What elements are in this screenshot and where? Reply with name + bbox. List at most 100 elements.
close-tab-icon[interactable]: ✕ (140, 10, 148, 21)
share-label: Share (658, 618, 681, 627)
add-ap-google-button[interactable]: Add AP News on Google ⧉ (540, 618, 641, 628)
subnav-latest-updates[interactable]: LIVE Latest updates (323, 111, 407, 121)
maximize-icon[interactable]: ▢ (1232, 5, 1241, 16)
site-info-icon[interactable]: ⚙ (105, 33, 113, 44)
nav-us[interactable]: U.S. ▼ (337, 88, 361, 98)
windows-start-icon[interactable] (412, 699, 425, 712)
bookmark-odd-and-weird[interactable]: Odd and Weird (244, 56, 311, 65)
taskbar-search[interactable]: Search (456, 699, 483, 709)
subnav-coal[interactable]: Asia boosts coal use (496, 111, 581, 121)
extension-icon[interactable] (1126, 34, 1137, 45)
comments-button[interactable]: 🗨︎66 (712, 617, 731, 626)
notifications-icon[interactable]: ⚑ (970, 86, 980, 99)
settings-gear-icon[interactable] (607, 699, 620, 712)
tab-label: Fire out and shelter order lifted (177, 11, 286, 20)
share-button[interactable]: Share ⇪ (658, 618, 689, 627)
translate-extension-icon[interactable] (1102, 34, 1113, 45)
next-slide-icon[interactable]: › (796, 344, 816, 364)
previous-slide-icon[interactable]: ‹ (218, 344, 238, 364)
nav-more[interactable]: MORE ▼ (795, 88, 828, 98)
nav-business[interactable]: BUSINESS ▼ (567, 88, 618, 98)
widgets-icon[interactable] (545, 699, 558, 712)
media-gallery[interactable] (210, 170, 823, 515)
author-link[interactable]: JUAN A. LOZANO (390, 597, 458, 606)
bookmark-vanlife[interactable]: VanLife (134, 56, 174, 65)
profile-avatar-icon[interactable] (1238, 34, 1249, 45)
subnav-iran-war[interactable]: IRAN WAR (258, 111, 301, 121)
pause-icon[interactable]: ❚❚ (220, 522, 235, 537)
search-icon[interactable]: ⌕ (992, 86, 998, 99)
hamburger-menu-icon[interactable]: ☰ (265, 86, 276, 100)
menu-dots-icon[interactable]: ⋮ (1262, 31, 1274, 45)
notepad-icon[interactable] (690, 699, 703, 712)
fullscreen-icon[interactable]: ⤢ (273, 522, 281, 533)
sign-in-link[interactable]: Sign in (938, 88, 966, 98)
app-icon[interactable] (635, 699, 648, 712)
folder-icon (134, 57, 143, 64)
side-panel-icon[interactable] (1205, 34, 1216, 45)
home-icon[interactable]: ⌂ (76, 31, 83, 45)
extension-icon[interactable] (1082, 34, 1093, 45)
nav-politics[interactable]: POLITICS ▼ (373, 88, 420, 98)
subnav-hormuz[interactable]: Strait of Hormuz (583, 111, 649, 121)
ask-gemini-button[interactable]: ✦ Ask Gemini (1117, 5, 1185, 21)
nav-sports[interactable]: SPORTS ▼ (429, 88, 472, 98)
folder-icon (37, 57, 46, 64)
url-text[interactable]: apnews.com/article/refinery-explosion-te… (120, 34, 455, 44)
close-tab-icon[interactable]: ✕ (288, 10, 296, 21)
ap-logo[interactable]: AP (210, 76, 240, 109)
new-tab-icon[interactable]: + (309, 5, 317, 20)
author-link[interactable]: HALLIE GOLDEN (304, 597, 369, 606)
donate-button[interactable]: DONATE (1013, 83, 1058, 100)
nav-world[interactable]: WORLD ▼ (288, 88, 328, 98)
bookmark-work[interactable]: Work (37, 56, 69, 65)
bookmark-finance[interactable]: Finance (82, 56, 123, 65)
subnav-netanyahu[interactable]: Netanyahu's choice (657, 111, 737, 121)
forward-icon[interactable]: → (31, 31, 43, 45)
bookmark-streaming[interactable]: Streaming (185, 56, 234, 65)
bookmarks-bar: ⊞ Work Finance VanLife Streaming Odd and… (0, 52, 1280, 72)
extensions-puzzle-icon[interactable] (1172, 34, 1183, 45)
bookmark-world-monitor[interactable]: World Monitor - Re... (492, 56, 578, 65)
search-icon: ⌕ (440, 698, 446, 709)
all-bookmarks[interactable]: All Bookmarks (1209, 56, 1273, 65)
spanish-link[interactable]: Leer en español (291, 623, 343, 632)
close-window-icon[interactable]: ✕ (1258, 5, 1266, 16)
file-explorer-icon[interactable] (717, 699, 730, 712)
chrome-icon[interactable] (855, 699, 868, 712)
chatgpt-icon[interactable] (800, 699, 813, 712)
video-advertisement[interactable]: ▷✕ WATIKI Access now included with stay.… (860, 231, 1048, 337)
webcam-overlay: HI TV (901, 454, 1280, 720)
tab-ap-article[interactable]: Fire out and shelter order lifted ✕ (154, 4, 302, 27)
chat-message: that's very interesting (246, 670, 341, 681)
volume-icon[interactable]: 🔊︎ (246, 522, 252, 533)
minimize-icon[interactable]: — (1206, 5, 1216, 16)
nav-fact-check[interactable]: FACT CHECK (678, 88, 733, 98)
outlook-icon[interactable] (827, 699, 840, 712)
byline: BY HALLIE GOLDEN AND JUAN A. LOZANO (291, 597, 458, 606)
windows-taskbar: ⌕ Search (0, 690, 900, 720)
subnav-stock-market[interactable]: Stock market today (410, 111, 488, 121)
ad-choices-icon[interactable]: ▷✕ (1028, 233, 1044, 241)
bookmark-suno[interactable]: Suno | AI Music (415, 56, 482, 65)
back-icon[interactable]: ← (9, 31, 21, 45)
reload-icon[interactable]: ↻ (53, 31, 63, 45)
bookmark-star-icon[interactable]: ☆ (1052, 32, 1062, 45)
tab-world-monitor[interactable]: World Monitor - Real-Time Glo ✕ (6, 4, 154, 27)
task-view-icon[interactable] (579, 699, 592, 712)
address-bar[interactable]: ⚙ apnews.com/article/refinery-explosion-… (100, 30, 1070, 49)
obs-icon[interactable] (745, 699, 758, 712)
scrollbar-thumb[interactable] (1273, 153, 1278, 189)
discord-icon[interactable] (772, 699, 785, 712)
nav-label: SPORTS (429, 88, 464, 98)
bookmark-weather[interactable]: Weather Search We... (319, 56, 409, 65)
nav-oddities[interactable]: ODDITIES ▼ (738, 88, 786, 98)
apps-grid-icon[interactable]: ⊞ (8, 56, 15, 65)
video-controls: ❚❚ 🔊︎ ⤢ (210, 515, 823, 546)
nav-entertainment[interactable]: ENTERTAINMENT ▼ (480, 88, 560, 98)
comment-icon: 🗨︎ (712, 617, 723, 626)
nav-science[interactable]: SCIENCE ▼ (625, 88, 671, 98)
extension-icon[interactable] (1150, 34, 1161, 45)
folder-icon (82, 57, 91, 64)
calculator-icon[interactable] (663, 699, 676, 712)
★ ★ ★ ★
→ **Task statement**: Starting with the first line of the records and going on through the line containing "folder-icon (134, 57, 143, 64)", render those lines as a Markdown table with the columns Row and Line, leaving out any blank lines.

→ **Final answer**:
| Row | Line |
|---|---|
| 1 | What elements are in this screenshot and where? Reply with name + bbox. List at most 100 elements. |
| 2 | close-tab-icon[interactable]: ✕ (140, 10, 148, 21) |
| 3 | share-label: Share (658, 618, 681, 627) |
| 4 | add-ap-google-button[interactable]: Add AP News on Google ⧉ (540, 618, 641, 628) |
| 5 | subnav-latest-updates[interactable]: LIVE Latest updates (323, 111, 407, 121) |
| 6 | maximize-icon[interactable]: ▢ (1232, 5, 1241, 16) |
| 7 | site-info-icon[interactable]: ⚙ (105, 33, 113, 44) |
| 8 | nav-us[interactable]: U.S. ▼ (337, 88, 361, 98) |
| 9 | windows-start-icon[interactable] (412, 699, 425, 712) |
| 10 | bookmark-odd-and-weird[interactable]: Odd and Weird (244, 56, 311, 65) |
| 11 | taskbar-search[interactable]: Search (456, 699, 483, 709) |
| 12 | subnav-coal[interactable]: Asia boosts coal use (496, 111, 581, 121) |
| 13 | extension-icon[interactable] (1126, 34, 1137, 45) |
| 14 | comments-button[interactable]: 🗨︎66 (712, 617, 731, 626) |
| 15 | notifications-icon[interactable]: ⚑ (970, 86, 980, 99) |
| 16 | settings-gear-icon[interactable] (607, 699, 620, 712) |
| 17 | tab-label: Fire out and shelter order lifted (177, 11, 286, 20) |
| 18 | share-button[interactable]: Share ⇪ (658, 618, 689, 627) |
| 19 | translate-extension-icon[interactable] (1102, 34, 1113, 45) |
| 20 | next-slide-icon[interactable]: › (796, 344, 816, 364) |
| 21 | previous-slide-icon[interactable]: ‹ (218, 344, 238, 364) |
| 22 | nav-more[interactable]: MORE ▼ (795, 88, 828, 98) |
| 23 | nav-business[interactable]: BUSINESS ▼ (567, 88, 618, 98) |
| 24 | widgets-icon[interactable] (545, 699, 558, 712) |
| 25 | media-gallery[interactable] (210, 170, 823, 515) |
| 26 | author-link[interactable]: JUAN A. LOZANO (390, 597, 458, 606) |
| 27 | bookmark-vanlife[interactable]: VanLife (134, 56, 174, 65) |
| 28 | profile-avatar-icon[interactable] (1238, 34, 1249, 45) |
| 29 | subnav-iran-war[interactable]: IRAN WAR (258, 111, 301, 121) |
| 30 | pause-icon[interactable]: ❚❚ (220, 522, 235, 537) |
| 31 | search-icon[interactable]: ⌕ (992, 86, 998, 99) |
| 32 | hamburger-menu-icon[interactable]: ☰ (265, 86, 276, 100) |
| 33 | menu-dots-icon[interactable]: ⋮ (1262, 31, 1274, 45) |
| 34 | notepad-icon[interactable] (690, 699, 703, 712) |
| 35 | fullscreen-icon[interactable]: ⤢ (273, 522, 281, 533) |
| 36 | sign-in-link[interactable]: Sign in (938, 88, 966, 98) |
| 37 | app-icon[interactable] (635, 699, 648, 712) |
| 38 | folder-icon (134, 57, 143, 64) |